## Given instruction 1:
In the post on a basic Python data science setup, which operating system was the setup tested on?
## Given instruction 2:
From the post on a basic Python data science setup, output everything from "This section will" down to "Node.JS, Matlab, etc.".
## Given instruction 3:
Do these statements agree with the post on a basic Python data science setup? Answer yes or no for each, and quote the words that decide it. (a) The writer's preferred environment uses the Anaconda distribution. (b) The post says R beats Python in every area of statistics. (c) The post walks through Anaconda's installation steps in detail.

Start of Selected extract

My Basic (Python) Data Science Setup

Andrew Bolster

Senior R&D Manager (Data Science) at Synopsys Software Integrity Group and Treasurer @ Bsides Belfast and NI OpenGovernment Network

After last weeks return to posting, I thought it was time to do something vaguely useful (and actually talk about it) so I’m tidying up a few meetup sessions I’ve presented at into a series of Basic Data Science (with Python) posts. This is the first one and covers my Python environment, the Jupyter notebook environments I use for analysis, and some on the Plot.ly graphs and RISE / Reveal.js methods I use to turn those notebooks into presentations.

This section will be “Light” on the data science, maths, politics and everything else outside of the setup of this wee environment.

Assumptions

  • Basic Linux/OSX familiarity (This setup was tested on Ubuntu Server 17.04, YMMV)
  • Basic Programming familiarity in a hybrid language like Python, R, Bash, Go, Rust, Julia, Node.JS, Matlab, etc.
  • That when I use the phrases “High Performance”,”Large”,”Big”,”Parallel”, etc, this is in the context of a single, small, machine processing small amounts of interesting derived data. Yes, we can go big, but for now lets start up small…

TL;DR

  • Download Anaconda Python 3.X
    • wget https://repo.continuum.io/archive/Anaconda3-4.4.0-Linux-x86_64.sh -O anaconda.sh
    • chmod +x anaconda.sh
    • ./anaconda.sh
  • [OPTIONAL] Set up a conda environment to play in;
    • conda create -n datasci
    • source activate datasci
  • conda config --add channels conda-forge
  • conda install numpy scipy pandas nb_conda
  • conda install jupyter_nbextensions_configurator nbpresent nbbrowserpdf plotly seaborn
  • pip install cufflinks
  • conda install -c damianavila82 rise
  • jupyter notebook --ip=0.0.0.0

Python

If you’re using something else to do Data Science, good for you, but in terms of flexibility, developer/analyst velocity and portability, Python is hard to beat. R still has Python beat in some of the depths of it’s Statistics expertise, but IMO Python gets you 99% of the way there.

My environment of choice uses the Anaconda distribution. Its largely pre-built and optimised modules, communuity maintained channels, and environment maintence capabilites make it hard to beat for exploratory analysis / proof of concept without the overheads of containerization, the pain of virtualenvs or the mess that comes from sudo pip install

I’ll skip past the installation instructions since Anaconda’s installation guides are pretty spot on, and we’ll swing on to some tasty packages.

End of Selected extract
Start of Stored records

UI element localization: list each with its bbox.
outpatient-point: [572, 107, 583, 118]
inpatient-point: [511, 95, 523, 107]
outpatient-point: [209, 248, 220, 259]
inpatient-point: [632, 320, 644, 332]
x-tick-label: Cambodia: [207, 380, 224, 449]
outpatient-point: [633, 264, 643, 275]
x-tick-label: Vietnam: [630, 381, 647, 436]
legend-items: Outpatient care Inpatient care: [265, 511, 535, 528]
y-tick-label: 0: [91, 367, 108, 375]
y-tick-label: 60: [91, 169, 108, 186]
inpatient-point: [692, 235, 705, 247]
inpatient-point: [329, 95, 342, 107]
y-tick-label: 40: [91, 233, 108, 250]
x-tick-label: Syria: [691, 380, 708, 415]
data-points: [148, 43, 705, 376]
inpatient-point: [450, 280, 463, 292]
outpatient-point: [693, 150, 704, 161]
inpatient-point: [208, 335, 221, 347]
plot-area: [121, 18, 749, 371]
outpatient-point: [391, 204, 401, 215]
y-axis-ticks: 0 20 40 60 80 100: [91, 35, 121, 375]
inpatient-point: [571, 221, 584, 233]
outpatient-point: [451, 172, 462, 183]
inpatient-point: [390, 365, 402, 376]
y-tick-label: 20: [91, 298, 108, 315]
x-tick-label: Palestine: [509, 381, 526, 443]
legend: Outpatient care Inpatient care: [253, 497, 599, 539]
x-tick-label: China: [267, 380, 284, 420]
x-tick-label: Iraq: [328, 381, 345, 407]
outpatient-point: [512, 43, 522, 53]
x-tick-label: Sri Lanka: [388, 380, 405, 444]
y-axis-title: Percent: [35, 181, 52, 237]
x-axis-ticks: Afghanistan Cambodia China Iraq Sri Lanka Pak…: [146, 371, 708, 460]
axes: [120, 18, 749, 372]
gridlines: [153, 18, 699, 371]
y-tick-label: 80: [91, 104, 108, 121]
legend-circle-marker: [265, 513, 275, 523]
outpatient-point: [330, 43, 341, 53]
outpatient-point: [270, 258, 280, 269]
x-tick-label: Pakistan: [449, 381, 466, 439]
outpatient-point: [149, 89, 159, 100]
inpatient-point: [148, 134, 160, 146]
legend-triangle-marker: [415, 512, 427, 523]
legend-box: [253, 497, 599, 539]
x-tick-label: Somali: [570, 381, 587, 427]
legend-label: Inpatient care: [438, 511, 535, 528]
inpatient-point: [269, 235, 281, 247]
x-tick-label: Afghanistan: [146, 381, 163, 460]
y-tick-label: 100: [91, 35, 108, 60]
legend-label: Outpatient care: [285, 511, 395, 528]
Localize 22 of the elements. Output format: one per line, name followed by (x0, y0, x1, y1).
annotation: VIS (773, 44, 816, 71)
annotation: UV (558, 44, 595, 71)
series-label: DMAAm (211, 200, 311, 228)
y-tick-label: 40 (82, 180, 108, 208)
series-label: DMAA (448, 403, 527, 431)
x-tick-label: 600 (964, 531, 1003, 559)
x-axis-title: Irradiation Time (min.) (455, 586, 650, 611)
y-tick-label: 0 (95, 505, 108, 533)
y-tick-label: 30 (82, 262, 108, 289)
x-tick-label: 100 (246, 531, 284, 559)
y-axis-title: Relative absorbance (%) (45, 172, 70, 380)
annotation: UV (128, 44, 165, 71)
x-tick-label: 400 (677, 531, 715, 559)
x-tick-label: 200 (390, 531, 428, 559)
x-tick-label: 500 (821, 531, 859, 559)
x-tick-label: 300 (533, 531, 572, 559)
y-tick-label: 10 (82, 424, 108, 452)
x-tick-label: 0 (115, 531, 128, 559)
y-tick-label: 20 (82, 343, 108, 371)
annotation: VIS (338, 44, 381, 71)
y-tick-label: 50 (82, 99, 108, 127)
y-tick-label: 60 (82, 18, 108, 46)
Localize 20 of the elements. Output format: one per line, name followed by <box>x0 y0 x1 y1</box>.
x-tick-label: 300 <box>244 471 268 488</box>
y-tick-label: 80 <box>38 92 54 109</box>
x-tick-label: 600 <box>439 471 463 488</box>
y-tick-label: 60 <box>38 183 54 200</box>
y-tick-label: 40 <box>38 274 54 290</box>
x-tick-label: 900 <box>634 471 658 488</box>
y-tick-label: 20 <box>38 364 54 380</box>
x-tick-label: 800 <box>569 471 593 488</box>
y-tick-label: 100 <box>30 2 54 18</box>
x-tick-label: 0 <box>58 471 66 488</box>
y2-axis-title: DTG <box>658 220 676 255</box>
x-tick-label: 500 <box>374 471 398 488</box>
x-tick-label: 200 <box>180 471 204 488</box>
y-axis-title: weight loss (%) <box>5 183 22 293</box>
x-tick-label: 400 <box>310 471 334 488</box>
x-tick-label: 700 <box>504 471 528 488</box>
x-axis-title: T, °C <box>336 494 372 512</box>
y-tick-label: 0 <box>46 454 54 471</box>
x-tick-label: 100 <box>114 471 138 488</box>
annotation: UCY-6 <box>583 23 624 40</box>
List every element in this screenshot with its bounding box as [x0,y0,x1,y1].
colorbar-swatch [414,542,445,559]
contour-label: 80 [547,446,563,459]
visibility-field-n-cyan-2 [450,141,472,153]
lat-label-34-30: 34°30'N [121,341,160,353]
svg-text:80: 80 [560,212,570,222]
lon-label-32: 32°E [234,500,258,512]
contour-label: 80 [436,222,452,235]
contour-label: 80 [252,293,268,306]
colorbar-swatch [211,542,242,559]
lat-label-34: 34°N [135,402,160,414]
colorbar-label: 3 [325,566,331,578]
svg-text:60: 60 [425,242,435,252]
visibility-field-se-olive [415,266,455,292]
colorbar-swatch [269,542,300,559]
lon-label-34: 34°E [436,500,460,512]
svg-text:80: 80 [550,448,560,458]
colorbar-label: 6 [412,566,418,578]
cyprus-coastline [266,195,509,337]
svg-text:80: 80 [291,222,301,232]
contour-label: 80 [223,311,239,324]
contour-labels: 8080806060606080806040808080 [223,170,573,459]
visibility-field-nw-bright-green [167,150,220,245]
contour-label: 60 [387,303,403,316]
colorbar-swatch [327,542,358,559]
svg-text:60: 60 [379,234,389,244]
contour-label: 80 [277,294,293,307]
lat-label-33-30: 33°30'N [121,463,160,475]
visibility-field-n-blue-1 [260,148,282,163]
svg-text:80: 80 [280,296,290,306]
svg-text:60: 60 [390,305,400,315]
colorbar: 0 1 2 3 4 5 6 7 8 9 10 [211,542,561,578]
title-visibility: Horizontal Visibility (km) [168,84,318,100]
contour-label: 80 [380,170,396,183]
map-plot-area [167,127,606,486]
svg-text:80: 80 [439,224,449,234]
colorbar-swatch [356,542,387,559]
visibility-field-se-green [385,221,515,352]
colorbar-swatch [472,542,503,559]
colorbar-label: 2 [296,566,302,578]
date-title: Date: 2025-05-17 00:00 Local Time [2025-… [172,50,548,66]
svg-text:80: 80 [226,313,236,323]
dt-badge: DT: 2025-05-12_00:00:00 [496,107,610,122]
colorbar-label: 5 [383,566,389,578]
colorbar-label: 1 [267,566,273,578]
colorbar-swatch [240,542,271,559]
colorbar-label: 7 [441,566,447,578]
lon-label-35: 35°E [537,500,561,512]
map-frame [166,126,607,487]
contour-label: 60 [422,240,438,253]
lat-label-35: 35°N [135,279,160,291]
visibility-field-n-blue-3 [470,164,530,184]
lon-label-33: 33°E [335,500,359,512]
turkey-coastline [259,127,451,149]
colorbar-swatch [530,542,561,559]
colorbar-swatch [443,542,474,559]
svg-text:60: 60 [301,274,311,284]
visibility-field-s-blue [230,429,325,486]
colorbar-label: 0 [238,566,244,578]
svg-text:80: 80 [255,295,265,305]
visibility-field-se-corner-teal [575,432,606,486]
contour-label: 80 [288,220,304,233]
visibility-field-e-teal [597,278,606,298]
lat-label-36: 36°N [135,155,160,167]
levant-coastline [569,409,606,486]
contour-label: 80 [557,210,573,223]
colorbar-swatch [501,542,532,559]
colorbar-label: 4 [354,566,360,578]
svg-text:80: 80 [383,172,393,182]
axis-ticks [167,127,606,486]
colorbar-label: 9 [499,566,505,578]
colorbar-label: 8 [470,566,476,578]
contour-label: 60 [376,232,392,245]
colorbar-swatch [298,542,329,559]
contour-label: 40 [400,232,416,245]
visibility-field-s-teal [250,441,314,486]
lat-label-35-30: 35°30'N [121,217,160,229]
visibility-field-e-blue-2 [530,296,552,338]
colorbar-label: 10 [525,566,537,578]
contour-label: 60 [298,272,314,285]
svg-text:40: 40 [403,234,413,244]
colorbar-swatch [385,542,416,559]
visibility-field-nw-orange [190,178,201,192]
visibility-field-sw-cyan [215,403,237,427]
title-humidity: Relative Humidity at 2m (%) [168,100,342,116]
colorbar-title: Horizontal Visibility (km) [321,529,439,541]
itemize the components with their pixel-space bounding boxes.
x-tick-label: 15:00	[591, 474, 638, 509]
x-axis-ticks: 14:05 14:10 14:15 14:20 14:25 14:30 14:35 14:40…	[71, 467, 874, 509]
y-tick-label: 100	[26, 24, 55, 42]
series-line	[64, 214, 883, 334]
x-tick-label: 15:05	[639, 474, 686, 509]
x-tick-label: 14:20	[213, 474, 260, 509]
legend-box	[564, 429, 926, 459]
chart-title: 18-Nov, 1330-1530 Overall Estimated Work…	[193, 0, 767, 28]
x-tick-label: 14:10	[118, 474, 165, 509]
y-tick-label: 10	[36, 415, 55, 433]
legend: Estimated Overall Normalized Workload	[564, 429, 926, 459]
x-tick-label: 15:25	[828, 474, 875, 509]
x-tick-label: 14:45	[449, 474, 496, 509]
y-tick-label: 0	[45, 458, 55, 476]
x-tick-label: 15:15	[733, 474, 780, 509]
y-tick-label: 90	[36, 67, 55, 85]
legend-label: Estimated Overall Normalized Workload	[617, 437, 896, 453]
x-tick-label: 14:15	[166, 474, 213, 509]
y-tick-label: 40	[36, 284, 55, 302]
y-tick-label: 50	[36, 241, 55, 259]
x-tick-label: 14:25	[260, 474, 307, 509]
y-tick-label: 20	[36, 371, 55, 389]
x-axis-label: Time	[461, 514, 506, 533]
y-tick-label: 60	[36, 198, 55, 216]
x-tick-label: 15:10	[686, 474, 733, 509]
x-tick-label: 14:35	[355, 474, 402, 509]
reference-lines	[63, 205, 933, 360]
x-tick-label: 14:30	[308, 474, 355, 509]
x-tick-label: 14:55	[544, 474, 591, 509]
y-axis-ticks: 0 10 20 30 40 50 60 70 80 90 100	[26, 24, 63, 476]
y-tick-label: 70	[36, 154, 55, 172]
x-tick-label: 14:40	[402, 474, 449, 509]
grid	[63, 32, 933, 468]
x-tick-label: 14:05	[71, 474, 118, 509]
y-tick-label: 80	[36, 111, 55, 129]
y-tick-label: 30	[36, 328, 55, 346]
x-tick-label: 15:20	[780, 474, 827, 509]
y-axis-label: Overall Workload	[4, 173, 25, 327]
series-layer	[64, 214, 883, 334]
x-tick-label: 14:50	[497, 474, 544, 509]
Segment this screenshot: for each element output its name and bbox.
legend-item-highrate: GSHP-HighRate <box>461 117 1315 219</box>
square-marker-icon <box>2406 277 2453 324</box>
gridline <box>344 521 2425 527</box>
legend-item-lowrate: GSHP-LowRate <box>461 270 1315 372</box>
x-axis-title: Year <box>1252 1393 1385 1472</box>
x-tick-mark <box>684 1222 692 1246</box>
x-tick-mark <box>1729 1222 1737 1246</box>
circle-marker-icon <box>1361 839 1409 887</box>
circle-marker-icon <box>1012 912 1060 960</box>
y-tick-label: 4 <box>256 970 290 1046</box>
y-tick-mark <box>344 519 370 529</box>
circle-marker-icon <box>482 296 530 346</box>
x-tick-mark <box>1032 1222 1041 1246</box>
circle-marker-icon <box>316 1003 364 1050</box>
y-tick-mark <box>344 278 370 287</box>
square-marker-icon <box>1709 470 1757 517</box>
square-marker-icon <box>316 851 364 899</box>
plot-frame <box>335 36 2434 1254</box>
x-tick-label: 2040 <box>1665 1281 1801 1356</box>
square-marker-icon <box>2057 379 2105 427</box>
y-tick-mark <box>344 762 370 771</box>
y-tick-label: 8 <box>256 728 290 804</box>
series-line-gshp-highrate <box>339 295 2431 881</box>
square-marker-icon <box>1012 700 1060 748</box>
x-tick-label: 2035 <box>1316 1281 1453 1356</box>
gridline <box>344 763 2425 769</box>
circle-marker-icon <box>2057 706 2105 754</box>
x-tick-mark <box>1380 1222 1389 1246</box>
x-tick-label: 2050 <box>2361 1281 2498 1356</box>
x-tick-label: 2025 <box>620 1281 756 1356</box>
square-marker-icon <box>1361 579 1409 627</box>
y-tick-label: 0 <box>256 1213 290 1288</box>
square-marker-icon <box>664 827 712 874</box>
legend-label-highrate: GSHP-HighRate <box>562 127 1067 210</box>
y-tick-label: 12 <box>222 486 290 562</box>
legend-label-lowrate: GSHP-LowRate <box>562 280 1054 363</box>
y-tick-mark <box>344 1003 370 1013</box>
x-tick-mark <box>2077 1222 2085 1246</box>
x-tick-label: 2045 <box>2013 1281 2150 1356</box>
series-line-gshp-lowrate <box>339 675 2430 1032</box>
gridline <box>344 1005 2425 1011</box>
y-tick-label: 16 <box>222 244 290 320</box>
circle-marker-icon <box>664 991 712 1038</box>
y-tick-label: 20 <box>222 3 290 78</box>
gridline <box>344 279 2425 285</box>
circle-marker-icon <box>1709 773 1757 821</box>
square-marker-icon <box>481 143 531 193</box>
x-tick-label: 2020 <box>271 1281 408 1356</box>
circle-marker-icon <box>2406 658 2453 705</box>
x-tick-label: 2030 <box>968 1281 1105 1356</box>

End of Stored records

## Problem solution 1:
Ubuntu Server 17.04.

## Problem solution 2:
This section will be “Light” on the data science, maths, politics and everything else outside of the setup of this wee environment.

Assumptions

  • Basic Linux/OSX familiarity (This setup was tested on Ubuntu Server 17.04, YMMV)
  • Basic Programming familiarity in a hybrid language like Python, R, Bash, Go, Rust, Julia, Node.JS, Matlab, etc.

## Problem solution 3:
(a) Yes: "My environment of choice uses the Anaconda distribution."
(b) No: "R still has Python beat in some of the depths of it’s Statistics expertise, but IMO Python gets you 99% of the way there."
(c) No: "I’ll skip past the installation instructions since Anaconda’s installation guides are pretty spot on"